- MATERIAL FOR THE TASK
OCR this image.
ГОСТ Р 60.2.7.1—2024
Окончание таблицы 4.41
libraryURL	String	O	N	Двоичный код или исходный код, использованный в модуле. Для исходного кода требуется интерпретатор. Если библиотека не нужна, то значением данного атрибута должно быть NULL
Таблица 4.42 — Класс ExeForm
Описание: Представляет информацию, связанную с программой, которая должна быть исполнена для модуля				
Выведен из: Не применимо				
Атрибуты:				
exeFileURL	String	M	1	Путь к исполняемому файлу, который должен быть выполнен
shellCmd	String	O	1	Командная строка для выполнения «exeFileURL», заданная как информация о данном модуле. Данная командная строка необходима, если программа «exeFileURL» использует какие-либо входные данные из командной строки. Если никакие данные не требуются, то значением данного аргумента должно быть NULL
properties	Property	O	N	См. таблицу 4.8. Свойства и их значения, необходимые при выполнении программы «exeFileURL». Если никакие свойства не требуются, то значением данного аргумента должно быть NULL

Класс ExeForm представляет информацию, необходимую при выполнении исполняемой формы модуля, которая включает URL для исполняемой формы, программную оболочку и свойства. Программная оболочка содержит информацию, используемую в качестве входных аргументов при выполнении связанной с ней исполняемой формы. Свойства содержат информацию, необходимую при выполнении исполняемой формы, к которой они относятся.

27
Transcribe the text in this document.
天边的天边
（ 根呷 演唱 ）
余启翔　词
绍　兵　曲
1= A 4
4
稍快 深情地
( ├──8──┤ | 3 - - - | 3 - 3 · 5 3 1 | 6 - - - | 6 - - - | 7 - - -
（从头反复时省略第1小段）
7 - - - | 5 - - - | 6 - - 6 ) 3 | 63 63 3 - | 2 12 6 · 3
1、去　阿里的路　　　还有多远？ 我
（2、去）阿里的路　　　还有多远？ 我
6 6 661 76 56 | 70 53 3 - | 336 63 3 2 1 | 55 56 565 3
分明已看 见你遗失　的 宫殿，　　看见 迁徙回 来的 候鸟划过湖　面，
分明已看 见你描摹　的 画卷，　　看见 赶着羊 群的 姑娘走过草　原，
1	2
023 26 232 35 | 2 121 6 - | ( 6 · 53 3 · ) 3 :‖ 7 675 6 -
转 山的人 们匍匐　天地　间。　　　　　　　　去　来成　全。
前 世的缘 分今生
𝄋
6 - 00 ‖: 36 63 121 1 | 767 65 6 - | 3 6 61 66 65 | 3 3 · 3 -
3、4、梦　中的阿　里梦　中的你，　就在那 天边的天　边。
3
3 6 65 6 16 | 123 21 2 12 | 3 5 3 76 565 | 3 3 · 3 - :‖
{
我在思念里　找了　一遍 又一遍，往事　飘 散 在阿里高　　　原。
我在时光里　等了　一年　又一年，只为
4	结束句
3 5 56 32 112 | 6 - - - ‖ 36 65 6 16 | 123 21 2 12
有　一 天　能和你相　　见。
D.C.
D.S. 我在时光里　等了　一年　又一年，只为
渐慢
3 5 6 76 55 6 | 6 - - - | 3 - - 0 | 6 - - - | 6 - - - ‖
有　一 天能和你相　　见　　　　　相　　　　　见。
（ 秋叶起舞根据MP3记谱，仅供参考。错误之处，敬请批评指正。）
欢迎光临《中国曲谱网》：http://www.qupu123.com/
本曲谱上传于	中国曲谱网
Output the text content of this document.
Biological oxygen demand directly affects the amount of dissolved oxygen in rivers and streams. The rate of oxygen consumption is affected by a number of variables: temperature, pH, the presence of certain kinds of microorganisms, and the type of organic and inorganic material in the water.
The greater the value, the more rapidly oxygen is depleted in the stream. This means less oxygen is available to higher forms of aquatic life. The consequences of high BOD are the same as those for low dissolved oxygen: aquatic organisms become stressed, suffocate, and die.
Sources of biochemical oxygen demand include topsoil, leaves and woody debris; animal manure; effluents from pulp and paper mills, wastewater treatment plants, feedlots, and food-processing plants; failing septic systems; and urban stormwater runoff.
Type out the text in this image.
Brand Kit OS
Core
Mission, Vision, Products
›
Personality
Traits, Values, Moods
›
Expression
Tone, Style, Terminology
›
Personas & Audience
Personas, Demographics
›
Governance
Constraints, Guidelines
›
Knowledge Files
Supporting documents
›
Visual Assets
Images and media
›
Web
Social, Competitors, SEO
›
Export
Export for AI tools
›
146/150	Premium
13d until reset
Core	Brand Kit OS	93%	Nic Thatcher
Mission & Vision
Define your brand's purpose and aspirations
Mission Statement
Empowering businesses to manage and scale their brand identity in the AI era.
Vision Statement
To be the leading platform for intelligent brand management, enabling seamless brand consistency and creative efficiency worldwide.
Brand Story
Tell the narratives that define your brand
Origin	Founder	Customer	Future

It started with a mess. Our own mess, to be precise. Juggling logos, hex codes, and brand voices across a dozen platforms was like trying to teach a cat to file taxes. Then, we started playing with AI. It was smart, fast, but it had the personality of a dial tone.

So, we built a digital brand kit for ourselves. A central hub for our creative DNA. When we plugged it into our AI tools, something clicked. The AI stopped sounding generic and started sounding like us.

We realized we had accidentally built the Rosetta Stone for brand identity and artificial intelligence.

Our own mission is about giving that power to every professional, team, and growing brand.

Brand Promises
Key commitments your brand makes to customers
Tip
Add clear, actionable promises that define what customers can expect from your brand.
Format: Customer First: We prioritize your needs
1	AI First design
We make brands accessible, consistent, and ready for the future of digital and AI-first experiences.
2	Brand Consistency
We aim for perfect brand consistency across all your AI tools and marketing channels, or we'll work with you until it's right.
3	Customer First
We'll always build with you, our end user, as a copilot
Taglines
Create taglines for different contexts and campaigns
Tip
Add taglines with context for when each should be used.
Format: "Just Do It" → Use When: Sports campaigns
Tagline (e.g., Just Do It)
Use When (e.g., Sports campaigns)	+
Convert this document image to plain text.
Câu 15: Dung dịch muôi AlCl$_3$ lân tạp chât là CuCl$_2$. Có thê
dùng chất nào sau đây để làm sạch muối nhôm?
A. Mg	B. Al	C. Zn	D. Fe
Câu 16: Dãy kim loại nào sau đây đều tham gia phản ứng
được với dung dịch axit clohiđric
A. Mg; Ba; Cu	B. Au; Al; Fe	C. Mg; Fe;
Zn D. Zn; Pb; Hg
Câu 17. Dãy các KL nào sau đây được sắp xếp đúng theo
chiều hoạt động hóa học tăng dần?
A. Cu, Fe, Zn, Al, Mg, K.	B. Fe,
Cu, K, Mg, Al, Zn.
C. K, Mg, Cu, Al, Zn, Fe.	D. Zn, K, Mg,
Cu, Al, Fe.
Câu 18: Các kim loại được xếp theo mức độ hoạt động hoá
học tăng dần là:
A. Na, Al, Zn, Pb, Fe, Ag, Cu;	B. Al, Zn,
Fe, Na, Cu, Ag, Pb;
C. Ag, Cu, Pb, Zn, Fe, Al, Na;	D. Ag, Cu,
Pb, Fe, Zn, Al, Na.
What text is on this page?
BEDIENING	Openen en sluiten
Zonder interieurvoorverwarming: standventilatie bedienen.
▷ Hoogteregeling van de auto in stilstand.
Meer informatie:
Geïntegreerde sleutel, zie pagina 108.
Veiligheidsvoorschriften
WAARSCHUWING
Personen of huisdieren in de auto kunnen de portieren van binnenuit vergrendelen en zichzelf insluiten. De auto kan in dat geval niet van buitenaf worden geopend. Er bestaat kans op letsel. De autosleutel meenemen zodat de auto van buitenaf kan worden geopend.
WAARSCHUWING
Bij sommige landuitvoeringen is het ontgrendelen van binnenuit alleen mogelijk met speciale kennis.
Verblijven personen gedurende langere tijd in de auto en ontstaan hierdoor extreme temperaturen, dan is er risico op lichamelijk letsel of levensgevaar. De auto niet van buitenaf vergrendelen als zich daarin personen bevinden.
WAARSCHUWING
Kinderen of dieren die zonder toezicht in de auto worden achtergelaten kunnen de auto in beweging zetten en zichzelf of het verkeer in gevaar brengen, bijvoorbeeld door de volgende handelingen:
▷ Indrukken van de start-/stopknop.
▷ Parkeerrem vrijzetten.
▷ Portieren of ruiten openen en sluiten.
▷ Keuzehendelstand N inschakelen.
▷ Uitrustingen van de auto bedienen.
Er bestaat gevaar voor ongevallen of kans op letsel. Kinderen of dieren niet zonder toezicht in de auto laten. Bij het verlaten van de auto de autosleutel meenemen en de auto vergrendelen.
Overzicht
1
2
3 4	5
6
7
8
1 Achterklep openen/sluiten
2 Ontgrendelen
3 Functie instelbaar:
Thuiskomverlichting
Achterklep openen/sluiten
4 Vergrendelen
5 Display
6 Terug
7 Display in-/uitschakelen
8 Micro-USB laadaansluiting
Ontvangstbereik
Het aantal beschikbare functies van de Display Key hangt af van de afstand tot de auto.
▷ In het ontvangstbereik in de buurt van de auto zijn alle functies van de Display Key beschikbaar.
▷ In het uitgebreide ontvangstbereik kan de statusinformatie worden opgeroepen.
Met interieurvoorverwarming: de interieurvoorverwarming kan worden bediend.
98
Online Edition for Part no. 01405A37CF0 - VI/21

- WHAT YOU ARE ASKED TO DO
Show every line of the records above that contains the word "требуются".

- RESPONSE TO THIS TASK
shellCmd	String	O	1	Командная строка для выполнения «exeFileURL», заданная как информация о данном модуле. Данная командная строка необходима, если программа «exeFileURL» использует какие-либо входные данные из командной строки. Если никакие данные не требуются, то значением данного аргумента должно быть NULL
properties	Property	O	N	См. таблицу 4.8. Свойства и их значения, необходимые при выполнении программы «exeFileURL». Если никакие свойства не требуются, то значением данного аргумента должно быть NULL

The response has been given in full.